**任务**: 请把下面这篇讲 pandas 分组聚合的教程一字不差地完整重抄一遍。

**正文**:
注:本教程为系列教程此章节接前面第一弹

本文向导

16 分组聚合、过滤、转换

16.1 准备数据

# 设置最多显示8列数据
pd.options.display.max_columns = 8

collage_data = pd.read_csv("pandasLearnData/college.csv")
collage_data.head(5)
INSTNM CITY STABBR HBCU ... PCTFLOAN UG25ABV MD_EARN_WNE_P10 GRAD_DEBT_MDN_SUPP
0 Alabama A & M University Normal AL 1.0 ... 0.8284 0.1049 30300 33888
1 University of Alabama at Birmingham Birmingham AL 0.0 ... 0.5214 0.2422 39700 21941.5
2 Amridge University Montgomery AL 0.0 ... 0.7795 0.8540 40100 23370
3 University of Alabama in Huntsville Huntsville AL 0.0 ... 0.4596 0.2640 45500 24097
4 Alabama State University Montgomery AL 1.0 ... 0.7554 0.1270 26600 33118.5

5 rows × 27 columns

16.2 定义聚合

gb_STABBR = collage_data.groupby("STABBR")

16.3 聚合的属性原理

16.3.1 聚合类别

type(gb_STABBR)
pandas.core.groupby.generic.DataFrameGroupBy

16.3.2 聚合类型的所用方法和属性

for attr in dir(gb_STABBR):
    print("" if attr.startswith("_") else attr+"\t",end="")

**结构化页面解析数据**:
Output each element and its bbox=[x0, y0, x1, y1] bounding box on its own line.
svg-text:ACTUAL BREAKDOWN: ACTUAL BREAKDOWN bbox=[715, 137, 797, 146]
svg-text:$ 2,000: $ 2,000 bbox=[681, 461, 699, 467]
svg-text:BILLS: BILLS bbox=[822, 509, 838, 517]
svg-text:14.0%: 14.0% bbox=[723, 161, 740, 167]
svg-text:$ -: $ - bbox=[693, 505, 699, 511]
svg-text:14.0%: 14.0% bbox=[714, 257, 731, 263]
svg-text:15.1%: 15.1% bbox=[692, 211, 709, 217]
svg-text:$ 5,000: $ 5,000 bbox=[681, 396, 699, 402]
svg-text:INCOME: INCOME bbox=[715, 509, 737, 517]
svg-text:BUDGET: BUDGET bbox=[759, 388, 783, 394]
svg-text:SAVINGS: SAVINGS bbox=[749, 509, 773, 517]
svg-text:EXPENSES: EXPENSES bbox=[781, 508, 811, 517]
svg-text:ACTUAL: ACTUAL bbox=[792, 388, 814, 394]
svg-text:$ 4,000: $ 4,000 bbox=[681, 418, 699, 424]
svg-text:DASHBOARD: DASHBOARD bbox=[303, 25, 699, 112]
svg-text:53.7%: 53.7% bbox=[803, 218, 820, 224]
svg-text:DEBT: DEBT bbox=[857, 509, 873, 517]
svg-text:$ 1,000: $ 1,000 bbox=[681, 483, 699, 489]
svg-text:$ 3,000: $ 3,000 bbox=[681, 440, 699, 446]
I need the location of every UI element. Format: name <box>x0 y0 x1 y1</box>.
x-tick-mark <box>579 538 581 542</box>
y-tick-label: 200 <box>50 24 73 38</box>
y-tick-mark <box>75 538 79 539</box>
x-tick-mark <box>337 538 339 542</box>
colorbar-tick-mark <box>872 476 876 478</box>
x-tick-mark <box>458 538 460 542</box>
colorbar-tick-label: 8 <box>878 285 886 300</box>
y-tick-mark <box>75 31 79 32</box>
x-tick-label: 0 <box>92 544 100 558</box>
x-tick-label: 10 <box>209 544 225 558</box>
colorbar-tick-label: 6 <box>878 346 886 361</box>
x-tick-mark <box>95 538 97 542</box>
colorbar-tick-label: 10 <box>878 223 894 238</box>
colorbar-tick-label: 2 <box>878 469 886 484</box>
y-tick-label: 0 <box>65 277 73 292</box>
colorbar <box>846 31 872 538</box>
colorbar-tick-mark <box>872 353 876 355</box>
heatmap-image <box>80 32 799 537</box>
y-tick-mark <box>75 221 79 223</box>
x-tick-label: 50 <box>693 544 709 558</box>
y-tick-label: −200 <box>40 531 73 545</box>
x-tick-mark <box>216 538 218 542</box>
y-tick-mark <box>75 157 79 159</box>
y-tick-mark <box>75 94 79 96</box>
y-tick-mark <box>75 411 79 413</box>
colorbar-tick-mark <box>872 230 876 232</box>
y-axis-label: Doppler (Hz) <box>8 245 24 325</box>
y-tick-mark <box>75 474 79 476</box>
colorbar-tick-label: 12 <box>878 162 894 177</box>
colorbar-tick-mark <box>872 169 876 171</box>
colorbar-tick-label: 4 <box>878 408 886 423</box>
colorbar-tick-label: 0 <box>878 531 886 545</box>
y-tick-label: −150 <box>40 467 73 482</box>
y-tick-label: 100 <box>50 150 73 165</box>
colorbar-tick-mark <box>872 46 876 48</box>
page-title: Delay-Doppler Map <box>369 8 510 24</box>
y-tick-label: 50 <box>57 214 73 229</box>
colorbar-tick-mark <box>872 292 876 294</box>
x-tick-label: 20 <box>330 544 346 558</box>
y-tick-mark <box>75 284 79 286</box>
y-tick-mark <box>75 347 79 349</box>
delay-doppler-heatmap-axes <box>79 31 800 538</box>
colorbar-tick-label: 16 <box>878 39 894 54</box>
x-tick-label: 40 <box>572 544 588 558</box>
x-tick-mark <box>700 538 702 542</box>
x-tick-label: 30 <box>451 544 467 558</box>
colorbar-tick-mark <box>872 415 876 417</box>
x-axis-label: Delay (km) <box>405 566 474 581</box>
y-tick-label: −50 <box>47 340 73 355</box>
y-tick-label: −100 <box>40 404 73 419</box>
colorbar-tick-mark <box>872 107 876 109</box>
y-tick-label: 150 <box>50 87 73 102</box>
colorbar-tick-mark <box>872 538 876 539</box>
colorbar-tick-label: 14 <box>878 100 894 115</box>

**参考答案**:
注:本教程为系列教程此章节接前面第一弹

本文向导

16 分组聚合、过滤、转换

16.1 准备数据

# 设置最多显示8列数据
pd.options.display.max_columns = 8

collage_data = pd.read_csv("pandasLearnData/college.csv")
collage_data.head(5)
INSTNM CITY STABBR HBCU ... PCTFLOAN UG25ABV MD_EARN_WNE_P10 GRAD_DEBT_MDN_SUPP
0 Alabama A & M University Normal AL 1.0 ... 0.8284 0.1049 30300 33888
1 University of Alabama at Birmingham Birmingham AL 0.0 ... 0.5214 0.2422 39700 21941.5
2 Amridge University Montgomery AL 0.0 ... 0.7795 0.8540 40100 23370
3 University of Alabama in Huntsville Huntsville AL 0.0 ... 0.4596 0.2640 45500 24097
4 Alabama State University Montgomery AL 1.0 ... 0.7554 0.1270 26600 33118.5

5 rows × 27 columns

16.2 定义聚合

gb_STABBR = collage_data.groupby("STABBR")

16.3 聚合的属性原理

16.3.1 聚合类别

type(gb_STABBR)
pandas.core.groupby.generic.DataFrameGroupBy

16.3.2 聚合类型的所用方法和属性

for attr in dir(gb_STABBR):
    print("" if attr.startswith("_") else attr+"\t",end="")